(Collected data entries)
──────────
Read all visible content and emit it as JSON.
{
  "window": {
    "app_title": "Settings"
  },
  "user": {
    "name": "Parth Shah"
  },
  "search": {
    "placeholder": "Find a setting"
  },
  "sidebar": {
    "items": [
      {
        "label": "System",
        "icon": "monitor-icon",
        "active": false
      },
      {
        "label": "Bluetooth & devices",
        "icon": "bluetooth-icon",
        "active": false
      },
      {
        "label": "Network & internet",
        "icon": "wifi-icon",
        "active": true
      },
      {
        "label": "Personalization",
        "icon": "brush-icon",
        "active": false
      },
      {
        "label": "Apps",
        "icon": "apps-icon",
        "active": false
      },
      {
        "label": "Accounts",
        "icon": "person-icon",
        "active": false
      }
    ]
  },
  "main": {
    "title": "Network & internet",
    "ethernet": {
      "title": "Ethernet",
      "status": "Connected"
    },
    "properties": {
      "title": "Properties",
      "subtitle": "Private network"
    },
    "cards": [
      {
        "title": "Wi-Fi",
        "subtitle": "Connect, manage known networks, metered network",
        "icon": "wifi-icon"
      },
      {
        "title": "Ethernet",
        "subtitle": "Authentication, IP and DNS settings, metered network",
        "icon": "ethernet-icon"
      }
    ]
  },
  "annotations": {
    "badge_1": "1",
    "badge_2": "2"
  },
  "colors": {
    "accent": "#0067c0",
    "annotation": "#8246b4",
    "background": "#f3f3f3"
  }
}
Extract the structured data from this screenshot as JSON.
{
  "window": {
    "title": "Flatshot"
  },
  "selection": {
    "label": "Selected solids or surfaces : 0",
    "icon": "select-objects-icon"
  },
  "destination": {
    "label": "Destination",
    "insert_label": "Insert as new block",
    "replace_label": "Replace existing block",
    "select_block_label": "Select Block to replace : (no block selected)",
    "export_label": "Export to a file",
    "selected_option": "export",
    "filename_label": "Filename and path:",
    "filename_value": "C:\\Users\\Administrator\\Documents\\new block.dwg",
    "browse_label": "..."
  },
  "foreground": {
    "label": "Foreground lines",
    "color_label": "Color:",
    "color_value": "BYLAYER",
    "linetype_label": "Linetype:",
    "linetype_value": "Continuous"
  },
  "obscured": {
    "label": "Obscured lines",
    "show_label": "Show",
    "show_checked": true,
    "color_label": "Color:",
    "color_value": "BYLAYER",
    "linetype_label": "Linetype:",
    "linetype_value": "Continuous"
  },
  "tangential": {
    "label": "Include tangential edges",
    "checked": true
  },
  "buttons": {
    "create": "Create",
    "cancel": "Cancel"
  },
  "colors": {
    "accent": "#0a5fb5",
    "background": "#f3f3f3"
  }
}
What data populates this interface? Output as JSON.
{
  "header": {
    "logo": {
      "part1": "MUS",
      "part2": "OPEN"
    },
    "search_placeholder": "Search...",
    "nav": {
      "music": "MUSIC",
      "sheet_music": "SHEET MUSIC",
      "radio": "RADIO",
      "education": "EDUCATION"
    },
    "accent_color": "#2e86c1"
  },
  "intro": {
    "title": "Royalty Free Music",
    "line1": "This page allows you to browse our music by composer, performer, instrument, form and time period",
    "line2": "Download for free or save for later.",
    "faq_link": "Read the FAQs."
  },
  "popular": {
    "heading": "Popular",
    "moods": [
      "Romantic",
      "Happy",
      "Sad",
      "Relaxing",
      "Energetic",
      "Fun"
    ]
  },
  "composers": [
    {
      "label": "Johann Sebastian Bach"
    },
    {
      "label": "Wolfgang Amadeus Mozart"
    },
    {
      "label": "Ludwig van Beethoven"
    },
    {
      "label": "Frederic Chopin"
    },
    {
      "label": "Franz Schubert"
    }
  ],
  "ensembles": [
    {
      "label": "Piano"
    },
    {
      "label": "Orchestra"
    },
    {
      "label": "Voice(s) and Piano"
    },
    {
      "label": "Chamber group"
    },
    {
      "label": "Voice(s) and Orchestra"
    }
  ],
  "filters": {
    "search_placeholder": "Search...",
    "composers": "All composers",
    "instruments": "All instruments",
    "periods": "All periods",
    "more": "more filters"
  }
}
──────────
(What is being asked) Extract the complete set of records unchanged.

(Exercise output)
Read all visible content and emit it as JSON.
{
  "window": {
    "app_title": "Settings"
  },
  "user": {
    "name": "Parth Shah"
  },
  "search": {
    "placeholder": "Find a setting"
  },
  "sidebar": {
    "items": [
      {
        "label": "System",
        "icon": "monitor-icon",
        "active": false
      },
      {
        "label": "Bluetooth & devices",
        "icon": "bluetooth-icon",
        "active": false
      },
      {
        "label": "Network & internet",
        "icon": "wifi-icon",
        "active": true
      },
      {
        "label": "Personalization",
        "icon": "brush-icon",
        "active": false
      },
      {
        "label": "Apps",
        "icon": "apps-icon",
        "active": false
      },
      {
        "label": "Accounts",
        "icon": "person-icon",
        "active": false
      }
    ]
  },
  "main": {
    "title": "Network & internet",
    "ethernet": {
      "title": "Ethernet",
      "status": "Connected"
    },
    "properties": {
      "title": "Properties",
      "subtitle": "Private network"
    },
    "cards": [
      {
        "title": "Wi-Fi",
        "subtitle": "Connect, manage known networks, metered network",
        "icon": "wifi-icon"
      },
      {
        "title": "Ethernet",
        "subtitle": "Authentication, IP and DNS settings, metered network",
        "icon": "ethernet-icon"
      }
    ]
  },
  "annotations": {
    "badge_1": "1",
    "badge_2": "2"
  },
  "colors": {
    "accent": "#0067c0",
    "annotation": "#8246b4",
    "background": "#f3f3f3"
  }
}
Extract the structured data from this screenshot as JSON.
{
  "window": {
    "title": "Flatshot"
  },
  "selection": {
    "label": "Selected solids or surfaces : 0",
    "icon": "select-objects-icon"
  },
  "destination": {
    "label": "Destination",
    "insert_label": "Insert as new block",
    "replace_label": "Replace existing block",
    "select_block_label": "Select Block to replace : (no block selected)",
    "export_label": "Export to a file",
    "selected_option": "export",
    "filename_label": "Filename and path:",
    "filename_value": "C:\\Users\\Administrator\\Documents\\new block.dwg",
    "browse_label": "..."
  },
  "foreground": {
    "label": "Foreground lines",
    "color_label": "Color:",
    "color_value": "BYLAYER",
    "linetype_label": "Linetype:",
    "linetype_value": "Continuous"
  },
  "obscured": {
    "label": "Obscured lines",
    "show_label": "Show",
    "show_checked": true,
    "color_label": "Color:",
    "color_value": "BYLAYER",
    "linetype_label": "Linetype:",
    "linetype_value": "Continuous"
  },
  "tangential": {
    "label": "Include tangential edges",
    "checked": true
  },
  "buttons": {
    "create": "Create",
    "cancel": "Cancel"
  },
  "colors": {
    "accent": "#0a5fb5",
    "background": "#f3f3f3"
  }
}
What data populates this interface? Output as JSON.
{
  "header": {
    "logo": {
      "part1": "MUS",
      "part2": "OPEN"
    },
    "search_placeholder": "Search...",
    "nav": {
      "music": "MUSIC",
      "sheet_music": "SHEET MUSIC",
      "radio": "RADIO",
      "education": "EDUCATION"
    },
    "accent_color": "#2e86c1"
  },
  "intro": {
    "title": "Royalty Free Music",
    "line1": "This page allows you to browse our music by composer, performer, instrument, form and time period",
    "line2": "Download for free or save for later.",
    "faq_link": "Read the FAQs."
  },
  "popular": {
    "heading": "Popular",
    "moods": [
      "Romantic",
      "Happy",
      "Sad",
      "Relaxing",
      "Energetic",
      "Fun"
    ]
  },
  "composers": [
    {
      "label": "Johann Sebastian Bach"
    },
    {
      "label": "Wolfgang Amadeus Mozart"
    },
    {
      "label": "Ludwig van Beethoven"
    },
    {
      "label": "Frederic Chopin"
    },
    {
      "label": "Franz Schubert"
    }
  ],
  "ensembles": [
    {
      "label": "Piano"
    },
    {
      "label": "Orchestra"
    },
    {
      "label": "Voice(s) and Piano"
    },
    {
      "label": "Chamber group"
    },
    {
      "label": "Voice(s) and Orchestra"
    }
  ],
  "filters": {
    "search_placeholder": "Search...",
    "composers": "All composers",
    "instruments": "All instruments",
    "periods": "All periods",
    "more": "more filters"
  }
}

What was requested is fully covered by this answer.